-------- Records for the exercise
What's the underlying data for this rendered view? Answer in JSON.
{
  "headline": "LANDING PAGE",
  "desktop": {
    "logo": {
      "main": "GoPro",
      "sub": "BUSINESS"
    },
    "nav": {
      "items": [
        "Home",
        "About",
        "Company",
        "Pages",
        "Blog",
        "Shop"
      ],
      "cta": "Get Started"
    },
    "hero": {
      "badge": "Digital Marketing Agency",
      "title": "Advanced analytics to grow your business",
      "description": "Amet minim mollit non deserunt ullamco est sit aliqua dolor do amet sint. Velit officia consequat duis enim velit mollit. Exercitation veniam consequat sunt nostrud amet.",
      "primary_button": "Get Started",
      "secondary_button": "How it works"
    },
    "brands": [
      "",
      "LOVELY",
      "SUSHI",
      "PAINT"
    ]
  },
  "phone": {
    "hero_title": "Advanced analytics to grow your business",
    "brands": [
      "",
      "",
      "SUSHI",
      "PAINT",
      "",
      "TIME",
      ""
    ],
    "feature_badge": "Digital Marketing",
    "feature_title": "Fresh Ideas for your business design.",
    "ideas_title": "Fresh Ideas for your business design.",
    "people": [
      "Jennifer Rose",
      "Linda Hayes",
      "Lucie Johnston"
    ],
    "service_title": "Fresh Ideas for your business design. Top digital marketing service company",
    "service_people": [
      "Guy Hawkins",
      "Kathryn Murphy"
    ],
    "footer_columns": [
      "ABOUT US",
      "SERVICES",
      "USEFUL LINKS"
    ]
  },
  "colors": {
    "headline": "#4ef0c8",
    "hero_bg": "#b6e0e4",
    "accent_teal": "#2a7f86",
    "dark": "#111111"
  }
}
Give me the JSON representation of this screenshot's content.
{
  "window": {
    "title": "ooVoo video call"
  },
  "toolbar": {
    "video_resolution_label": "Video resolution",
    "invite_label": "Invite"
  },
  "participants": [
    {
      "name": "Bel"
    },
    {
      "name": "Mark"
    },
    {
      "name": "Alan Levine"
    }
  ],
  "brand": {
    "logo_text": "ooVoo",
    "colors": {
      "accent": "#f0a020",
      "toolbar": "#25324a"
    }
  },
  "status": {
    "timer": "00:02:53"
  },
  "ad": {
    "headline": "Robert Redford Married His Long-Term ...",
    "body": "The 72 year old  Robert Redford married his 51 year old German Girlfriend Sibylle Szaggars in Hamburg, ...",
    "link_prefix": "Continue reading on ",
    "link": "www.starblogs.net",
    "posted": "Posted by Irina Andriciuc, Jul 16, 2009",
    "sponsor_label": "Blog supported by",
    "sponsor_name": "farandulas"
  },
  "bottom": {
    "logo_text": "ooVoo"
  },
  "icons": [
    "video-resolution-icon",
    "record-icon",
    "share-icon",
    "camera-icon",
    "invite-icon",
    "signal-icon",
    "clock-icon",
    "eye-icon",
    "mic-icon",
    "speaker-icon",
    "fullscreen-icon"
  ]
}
----------------
Task statement
What do the records say? Quote them all exactly.

Written reply
What's the underlying data for this rendered view? Answer in JSON.
{
  "headline": "LANDING PAGE",
  "desktop": {
    "logo": {
      "main": "GoPro",
      "sub": "BUSINESS"
    },
    "nav": {
      "items": [
        "Home",
        "About",
        "Company",
        "Pages",
        "Blog",
        "Shop"
      ],
      "cta": "Get Started"
    },
    "hero": {
      "badge": "Digital Marketing Agency",
      "title": "Advanced analytics to grow your business",
      "description": "Amet minim mollit non deserunt ullamco est sit aliqua dolor do amet sint. Velit officia consequat duis enim velit mollit. Exercitation veniam consequat sunt nostrud amet.",
      "primary_button": "Get Started",
      "secondary_button": "How it works"
    },
    "brands": [
      "",
      "LOVELY",
      "SUSHI",
      "PAINT"
    ]
  },
  "phone": {
    "hero_title": "Advanced analytics to grow your business",
    "brands": [
      "",
      "",
      "SUSHI",
      "PAINT",
      "",
      "TIME",
      ""
    ],
    "feature_badge": "Digital Marketing",
    "feature_title": "Fresh Ideas for your business design.",
    "ideas_title": "Fresh Ideas for your business design.",
    "people": [
      "Jennifer Rose",
      "Linda Hayes",
      "Lucie Johnston"
    ],
    "service_title": "Fresh Ideas for your business design. Top digital marketing service company",
    "service_people": [
      "Guy Hawkins",
      "Kathryn Murphy"
    ],
    "footer_columns": [
      "ABOUT US",
      "SERVICES",
      "USEFUL LINKS"
    ]
  },
  "colors": {
    "headline": "#4ef0c8",
    "hero_bg": "#b6e0e4",
    "accent_teal": "#2a7f86",
    "dark": "#111111"
  }
}
Give me the JSON representation of this screenshot's content.
{
  "window": {
    "title": "ooVoo video call"
  },
  "toolbar": {
    "video_resolution_label": "Video resolution",
    "invite_label": "Invite"
  },
  "participants": [
    {
      "name": "Bel"
    },
    {
      "name": "Mark"
    },
    {
      "name": "Alan Levine"
    }
  ],
  "brand": {
    "logo_text": "ooVoo",
    "colors": {
      "accent": "#f0a020",
      "toolbar": "#25324a"
    }
  },
  "status": {
    "timer": "00:02:53"
  },
  "ad": {
    "headline": "Robert Redford Married His Long-Term ...",
    "body": "The 72 year old  Robert Redford married his 51 year old German Girlfriend Sibylle Szaggars in Hamburg, ...",
    "link_prefix": "Continue reading on ",
    "link": "www.starblogs.net",
    "posted": "Posted by Irina Andriciuc, Jul 16, 2009",
    "sponsor_label": "Blog supported by",
    "sponsor_name": "farandulas"
  },
  "bottom": {
    "logo_text": "ooVoo"
  },
  "icons": [
    "video-resolution-icon",
    "record-icon",
    "share-icon",
    "camera-icon",
    "invite-icon",
    "signal-icon",
    "clock-icon",
    "eye-icon",
    "mic-icon",
    "speaker-icon",
    "fullscreen-icon"
  ]
}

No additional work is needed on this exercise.